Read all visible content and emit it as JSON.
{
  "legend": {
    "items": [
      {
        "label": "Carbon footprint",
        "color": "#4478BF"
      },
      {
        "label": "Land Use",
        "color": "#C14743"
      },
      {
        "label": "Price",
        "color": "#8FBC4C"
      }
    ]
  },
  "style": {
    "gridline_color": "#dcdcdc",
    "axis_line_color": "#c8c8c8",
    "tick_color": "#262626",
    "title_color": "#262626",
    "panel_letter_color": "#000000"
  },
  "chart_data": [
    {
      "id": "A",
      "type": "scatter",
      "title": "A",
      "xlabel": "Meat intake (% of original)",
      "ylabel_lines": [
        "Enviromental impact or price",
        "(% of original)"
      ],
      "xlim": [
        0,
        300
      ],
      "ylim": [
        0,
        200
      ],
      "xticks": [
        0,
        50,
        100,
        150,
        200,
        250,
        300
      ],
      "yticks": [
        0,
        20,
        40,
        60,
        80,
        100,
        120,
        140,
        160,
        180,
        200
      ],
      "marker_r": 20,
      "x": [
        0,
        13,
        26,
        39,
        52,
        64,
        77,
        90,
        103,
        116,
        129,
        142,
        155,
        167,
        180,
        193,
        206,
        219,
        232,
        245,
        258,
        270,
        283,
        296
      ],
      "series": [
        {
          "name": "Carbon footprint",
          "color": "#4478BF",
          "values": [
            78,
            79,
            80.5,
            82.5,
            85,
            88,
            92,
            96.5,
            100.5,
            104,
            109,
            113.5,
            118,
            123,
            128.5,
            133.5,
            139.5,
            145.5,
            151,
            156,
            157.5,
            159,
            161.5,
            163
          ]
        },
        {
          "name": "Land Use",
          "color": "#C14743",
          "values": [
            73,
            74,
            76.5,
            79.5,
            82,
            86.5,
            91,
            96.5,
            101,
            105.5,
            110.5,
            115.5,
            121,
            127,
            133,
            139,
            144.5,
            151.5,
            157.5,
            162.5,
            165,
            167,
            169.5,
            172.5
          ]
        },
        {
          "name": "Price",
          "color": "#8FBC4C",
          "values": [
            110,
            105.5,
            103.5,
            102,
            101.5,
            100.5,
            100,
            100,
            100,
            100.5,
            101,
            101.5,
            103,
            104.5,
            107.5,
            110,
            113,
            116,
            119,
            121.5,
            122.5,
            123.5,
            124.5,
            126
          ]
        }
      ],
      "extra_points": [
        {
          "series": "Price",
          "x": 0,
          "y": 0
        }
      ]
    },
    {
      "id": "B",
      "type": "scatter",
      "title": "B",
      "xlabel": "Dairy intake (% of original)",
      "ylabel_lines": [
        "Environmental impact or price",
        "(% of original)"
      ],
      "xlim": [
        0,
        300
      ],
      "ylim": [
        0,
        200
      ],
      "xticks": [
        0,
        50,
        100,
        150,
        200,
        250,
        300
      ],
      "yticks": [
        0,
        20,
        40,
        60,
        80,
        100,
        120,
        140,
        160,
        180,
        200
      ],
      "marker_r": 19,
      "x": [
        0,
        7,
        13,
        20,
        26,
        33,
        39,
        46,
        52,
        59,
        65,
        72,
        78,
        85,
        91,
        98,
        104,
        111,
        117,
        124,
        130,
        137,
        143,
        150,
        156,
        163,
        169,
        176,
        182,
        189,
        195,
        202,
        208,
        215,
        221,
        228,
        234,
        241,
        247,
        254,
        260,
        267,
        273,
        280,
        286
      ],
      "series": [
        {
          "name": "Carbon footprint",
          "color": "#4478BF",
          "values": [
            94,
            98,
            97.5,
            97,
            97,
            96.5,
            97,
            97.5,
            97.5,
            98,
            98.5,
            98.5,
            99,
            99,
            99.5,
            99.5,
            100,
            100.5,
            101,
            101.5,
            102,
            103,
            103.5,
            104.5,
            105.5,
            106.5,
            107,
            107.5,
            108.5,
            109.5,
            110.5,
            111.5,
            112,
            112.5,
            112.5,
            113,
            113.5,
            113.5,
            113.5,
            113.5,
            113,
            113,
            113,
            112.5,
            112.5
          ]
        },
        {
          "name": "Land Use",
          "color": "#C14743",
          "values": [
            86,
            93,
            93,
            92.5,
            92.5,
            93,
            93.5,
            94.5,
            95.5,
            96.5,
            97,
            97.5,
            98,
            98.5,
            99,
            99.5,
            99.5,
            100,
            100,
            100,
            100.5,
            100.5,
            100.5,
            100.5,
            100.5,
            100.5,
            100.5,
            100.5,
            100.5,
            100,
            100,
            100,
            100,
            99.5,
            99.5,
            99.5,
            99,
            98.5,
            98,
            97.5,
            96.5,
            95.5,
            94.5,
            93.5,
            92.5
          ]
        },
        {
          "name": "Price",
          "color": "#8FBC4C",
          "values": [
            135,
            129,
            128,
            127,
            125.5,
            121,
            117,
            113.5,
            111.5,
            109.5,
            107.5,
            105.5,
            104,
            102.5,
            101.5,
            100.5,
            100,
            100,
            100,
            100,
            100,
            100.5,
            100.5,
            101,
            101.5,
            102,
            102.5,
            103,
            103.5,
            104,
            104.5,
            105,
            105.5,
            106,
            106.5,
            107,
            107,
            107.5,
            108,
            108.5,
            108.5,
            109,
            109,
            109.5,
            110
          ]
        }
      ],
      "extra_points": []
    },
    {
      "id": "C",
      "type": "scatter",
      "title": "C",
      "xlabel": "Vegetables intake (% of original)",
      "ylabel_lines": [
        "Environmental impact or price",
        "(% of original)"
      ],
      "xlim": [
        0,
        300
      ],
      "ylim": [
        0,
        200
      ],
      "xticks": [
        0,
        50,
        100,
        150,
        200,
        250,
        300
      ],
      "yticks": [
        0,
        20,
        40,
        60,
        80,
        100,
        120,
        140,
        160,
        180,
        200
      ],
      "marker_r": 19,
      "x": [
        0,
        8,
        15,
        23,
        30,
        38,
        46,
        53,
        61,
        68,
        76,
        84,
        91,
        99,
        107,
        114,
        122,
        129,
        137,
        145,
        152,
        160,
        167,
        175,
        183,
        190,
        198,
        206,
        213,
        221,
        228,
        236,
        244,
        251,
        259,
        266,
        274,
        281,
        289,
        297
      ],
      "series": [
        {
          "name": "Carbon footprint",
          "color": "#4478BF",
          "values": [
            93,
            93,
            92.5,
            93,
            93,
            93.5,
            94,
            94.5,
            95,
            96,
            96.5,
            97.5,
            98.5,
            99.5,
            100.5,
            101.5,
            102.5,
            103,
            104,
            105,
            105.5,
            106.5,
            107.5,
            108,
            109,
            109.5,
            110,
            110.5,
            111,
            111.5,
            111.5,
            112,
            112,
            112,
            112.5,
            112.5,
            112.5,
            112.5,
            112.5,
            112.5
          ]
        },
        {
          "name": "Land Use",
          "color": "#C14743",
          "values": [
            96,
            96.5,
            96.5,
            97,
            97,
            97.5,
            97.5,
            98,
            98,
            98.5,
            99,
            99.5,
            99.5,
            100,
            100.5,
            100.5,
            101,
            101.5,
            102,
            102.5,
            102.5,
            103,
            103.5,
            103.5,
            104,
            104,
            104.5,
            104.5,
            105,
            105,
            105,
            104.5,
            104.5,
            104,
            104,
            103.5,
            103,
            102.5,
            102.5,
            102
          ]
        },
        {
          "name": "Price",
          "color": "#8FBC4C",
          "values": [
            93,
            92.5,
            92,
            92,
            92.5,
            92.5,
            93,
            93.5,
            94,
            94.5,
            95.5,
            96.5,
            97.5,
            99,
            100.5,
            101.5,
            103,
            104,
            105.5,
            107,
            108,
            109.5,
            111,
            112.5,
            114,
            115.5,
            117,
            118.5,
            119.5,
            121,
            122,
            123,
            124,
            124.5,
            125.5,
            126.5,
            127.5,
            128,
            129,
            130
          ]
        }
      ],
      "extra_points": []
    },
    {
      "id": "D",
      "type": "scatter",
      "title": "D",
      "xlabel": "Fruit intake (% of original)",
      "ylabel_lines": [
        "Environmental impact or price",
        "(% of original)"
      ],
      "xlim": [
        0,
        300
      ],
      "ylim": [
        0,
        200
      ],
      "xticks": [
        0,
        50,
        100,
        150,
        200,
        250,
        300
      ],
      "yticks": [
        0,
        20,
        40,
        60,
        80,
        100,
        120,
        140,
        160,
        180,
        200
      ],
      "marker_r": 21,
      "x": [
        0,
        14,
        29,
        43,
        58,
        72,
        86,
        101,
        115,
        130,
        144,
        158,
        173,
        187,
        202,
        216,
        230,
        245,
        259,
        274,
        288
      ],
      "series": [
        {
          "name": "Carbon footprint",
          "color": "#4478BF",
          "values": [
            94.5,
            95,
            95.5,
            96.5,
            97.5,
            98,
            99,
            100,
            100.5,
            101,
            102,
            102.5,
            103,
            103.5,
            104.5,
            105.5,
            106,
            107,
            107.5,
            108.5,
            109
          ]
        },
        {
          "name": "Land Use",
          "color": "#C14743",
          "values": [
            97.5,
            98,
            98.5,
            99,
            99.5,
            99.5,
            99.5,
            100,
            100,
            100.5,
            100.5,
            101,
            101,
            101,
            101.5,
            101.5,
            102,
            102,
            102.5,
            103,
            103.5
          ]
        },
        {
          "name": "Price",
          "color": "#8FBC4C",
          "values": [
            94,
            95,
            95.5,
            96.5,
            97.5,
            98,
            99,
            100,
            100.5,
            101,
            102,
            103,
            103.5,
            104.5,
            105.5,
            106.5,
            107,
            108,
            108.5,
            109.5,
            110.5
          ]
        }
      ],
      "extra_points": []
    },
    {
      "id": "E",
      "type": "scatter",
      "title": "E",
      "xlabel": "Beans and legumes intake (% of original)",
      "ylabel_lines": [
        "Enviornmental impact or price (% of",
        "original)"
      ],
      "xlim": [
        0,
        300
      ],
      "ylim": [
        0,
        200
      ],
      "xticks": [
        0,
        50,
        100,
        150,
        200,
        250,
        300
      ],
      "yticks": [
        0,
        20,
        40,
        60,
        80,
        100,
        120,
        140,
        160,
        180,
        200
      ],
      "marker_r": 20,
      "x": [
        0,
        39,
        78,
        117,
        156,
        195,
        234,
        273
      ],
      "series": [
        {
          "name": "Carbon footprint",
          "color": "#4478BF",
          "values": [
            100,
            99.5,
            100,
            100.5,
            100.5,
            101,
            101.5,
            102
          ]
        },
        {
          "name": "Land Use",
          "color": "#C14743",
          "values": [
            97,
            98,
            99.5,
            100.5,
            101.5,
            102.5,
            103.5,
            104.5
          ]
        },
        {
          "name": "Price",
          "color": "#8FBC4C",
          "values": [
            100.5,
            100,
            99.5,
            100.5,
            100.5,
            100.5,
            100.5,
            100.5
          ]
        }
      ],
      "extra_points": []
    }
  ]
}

▸ **Task to carry out**:
Wherever the word "original" occurs in a line of the listing, copy that line.

▸ **Correct answer**:
      "xlabel": "Meat intake (% of original)",
        "(% of original)"
      "xlabel": "Dairy intake (% of original)",
        "(% of original)"
      "xlabel": "Vegetables intake (% of original)",
        "(% of original)"
      "xlabel": "Fruit intake (% of original)",
        "(% of original)"
      "xlabel": "Beans and legumes intake (% of original)",
        "original)"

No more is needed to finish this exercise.